━━━━━ Recorded information ━━━━━

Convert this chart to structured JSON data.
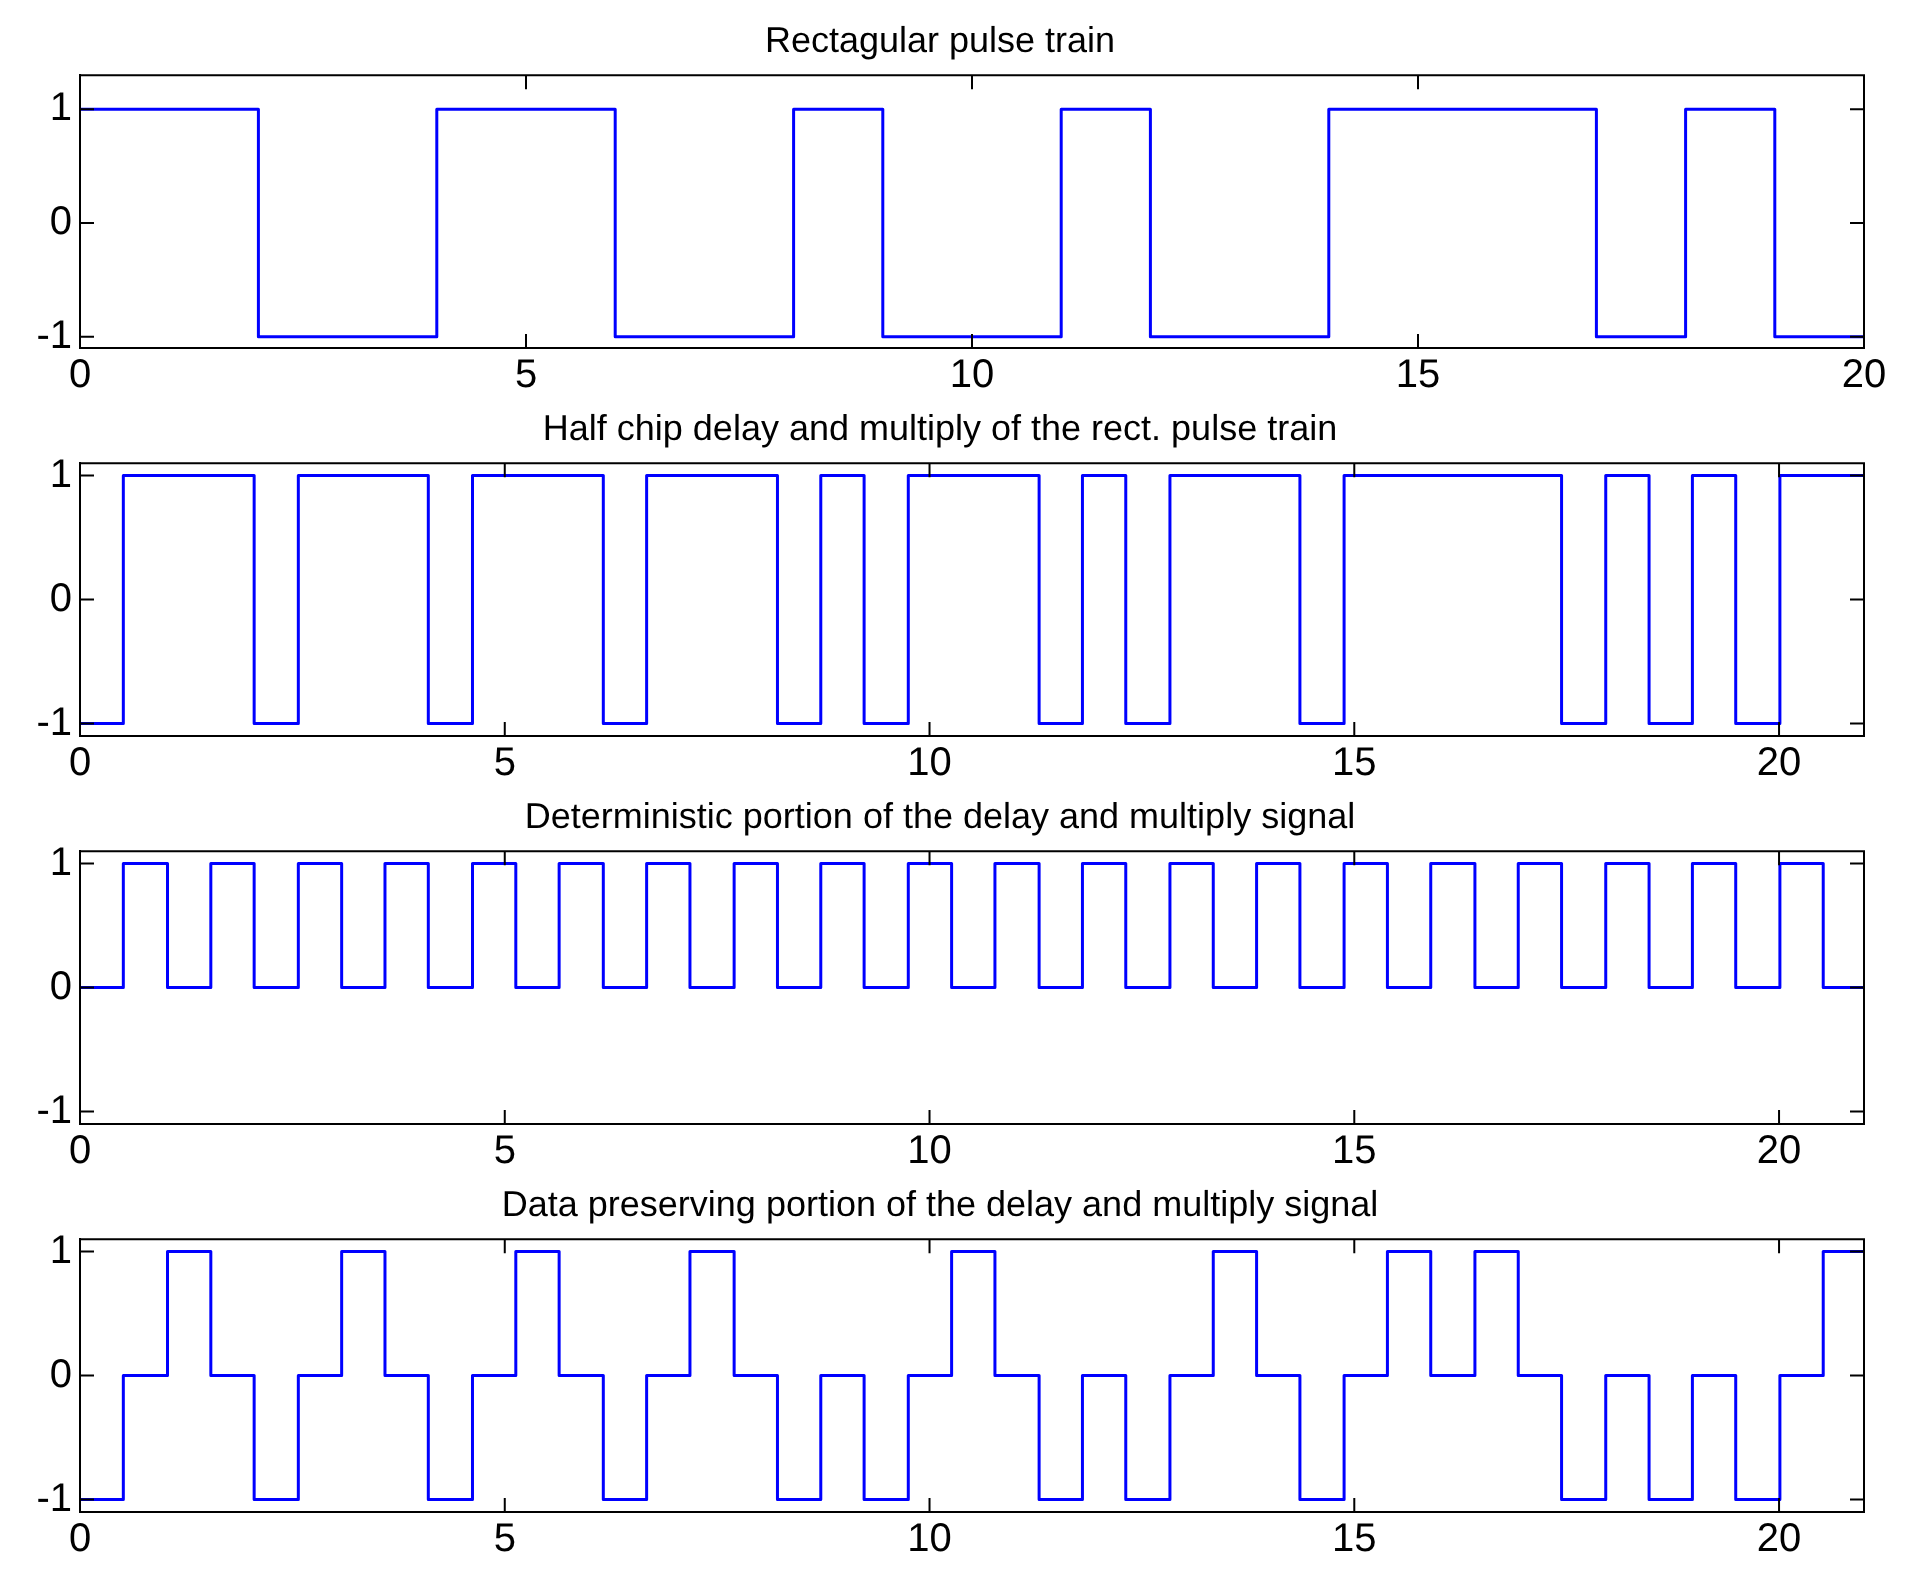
{
  "chart_data": [
    {
      "type": "step",
      "title": "Rectagular pulse train",
      "color": "#0000ff",
      "grid": false,
      "x": [
        0,
        2,
        4,
        6,
        8,
        9,
        11,
        12,
        14,
        17,
        18,
        19,
        20
      ],
      "values": [
        1,
        -1,
        1,
        -1,
        1,
        -1,
        1,
        -1,
        1,
        -1,
        1,
        -1,
        -1
      ],
      "xlim": [
        0,
        20
      ],
      "xticks": [
        0,
        5,
        10,
        15,
        20
      ],
      "ylim": [
        -1.1,
        1.3
      ],
      "yticks": [
        -1,
        0,
        1
      ]
    },
    {
      "type": "step",
      "title": "Half chip delay and multiply of the rect. pulse train",
      "color": "#0000ff",
      "grid": false,
      "x": [
        0,
        0.51,
        1.03,
        1.54,
        2.05,
        2.57,
        3.08,
        3.59,
        4.1,
        4.62,
        5.13,
        5.64,
        6.16,
        6.67,
        7.18,
        7.7,
        8.21,
        8.72,
        9.23,
        9.75,
        10.26,
        10.77,
        11.29,
        11.8,
        12.31,
        12.83,
        13.34,
        13.85,
        14.36,
        14.88,
        15.39,
        15.9,
        16.42,
        16.93,
        17.44,
        17.96,
        18.47,
        18.98,
        19.49,
        20.01,
        20.52,
        21
      ],
      "values": [
        -1,
        1,
        1,
        1,
        -1,
        1,
        1,
        1,
        -1,
        1,
        1,
        1,
        -1,
        1,
        1,
        1,
        -1,
        1,
        -1,
        1,
        1,
        1,
        -1,
        1,
        -1,
        1,
        1,
        1,
        -1,
        1,
        1,
        1,
        1,
        1,
        -1,
        1,
        -1,
        1,
        -1,
        1,
        1,
        1
      ],
      "xlim": [
        0,
        21
      ],
      "xticks": [
        0,
        5,
        10,
        15,
        20
      ],
      "ylim": [
        -1.1,
        1.1
      ],
      "yticks": [
        -1,
        0,
        1
      ]
    },
    {
      "type": "step",
      "title": "Deterministic portion of the delay and multiply signal",
      "color": "#0000ff",
      "grid": false,
      "x": [
        0,
        0.51,
        1.03,
        1.54,
        2.05,
        2.57,
        3.08,
        3.59,
        4.1,
        4.62,
        5.13,
        5.64,
        6.16,
        6.67,
        7.18,
        7.7,
        8.21,
        8.72,
        9.23,
        9.75,
        10.26,
        10.77,
        11.29,
        11.8,
        12.31,
        12.83,
        13.34,
        13.85,
        14.36,
        14.88,
        15.39,
        15.9,
        16.42,
        16.93,
        17.44,
        17.96,
        18.47,
        18.98,
        19.49,
        20.01,
        20.52,
        21
      ],
      "values": [
        0,
        1,
        0,
        1,
        0,
        1,
        0,
        1,
        0,
        1,
        0,
        1,
        0,
        1,
        0,
        1,
        0,
        1,
        0,
        1,
        0,
        1,
        0,
        1,
        0,
        1,
        0,
        1,
        0,
        1,
        0,
        1,
        0,
        1,
        0,
        1,
        0,
        1,
        0,
        1,
        0,
        0
      ],
      "xlim": [
        0,
        21
      ],
      "xticks": [
        0,
        5,
        10,
        15,
        20
      ],
      "ylim": [
        -1.1,
        1.1
      ],
      "yticks": [
        -1,
        0,
        1
      ]
    },
    {
      "type": "step",
      "title": "Data preserving portion of the delay and multiply signal",
      "color": "#0000ff",
      "grid": false,
      "x": [
        0,
        0.51,
        1.03,
        1.54,
        2.05,
        2.57,
        3.08,
        3.59,
        4.1,
        4.62,
        5.13,
        5.64,
        6.16,
        6.67,
        7.18,
        7.7,
        8.21,
        8.72,
        9.23,
        9.75,
        10.26,
        10.77,
        11.29,
        11.8,
        12.31,
        12.83,
        13.34,
        13.85,
        14.36,
        14.88,
        15.39,
        15.9,
        16.42,
        16.93,
        17.44,
        17.96,
        18.47,
        18.98,
        19.49,
        20.01,
        20.52,
        21
      ],
      "values": [
        -1,
        0,
        1,
        0,
        -1,
        0,
        1,
        0,
        -1,
        0,
        1,
        0,
        -1,
        0,
        1,
        0,
        -1,
        0,
        -1,
        0,
        1,
        0,
        -1,
        0,
        -1,
        0,
        1,
        0,
        -1,
        0,
        1,
        0,
        1,
        0,
        -1,
        0,
        -1,
        0,
        -1,
        0,
        1,
        1
      ],
      "xlim": [
        0,
        21
      ],
      "xticks": [
        0,
        5,
        10,
        15,
        20
      ],
      "ylim": [
        -1.1,
        1.1
      ],
      "yticks": [
        -1,
        0,
        1
      ]
    }
  ]
}
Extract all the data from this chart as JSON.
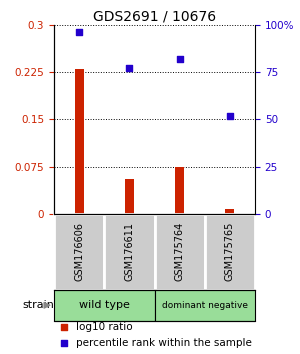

━━━━━

Out of the records, collect only those lines that contain the string "title".

      "title": "Rectagular pulse train",
      "title": "Half chip delay and multiply of the rect. pulse train",
      "title": "Deterministic portion of the delay and multiply signal",
      "title": "Data preserving portion of the delay and multiply signal",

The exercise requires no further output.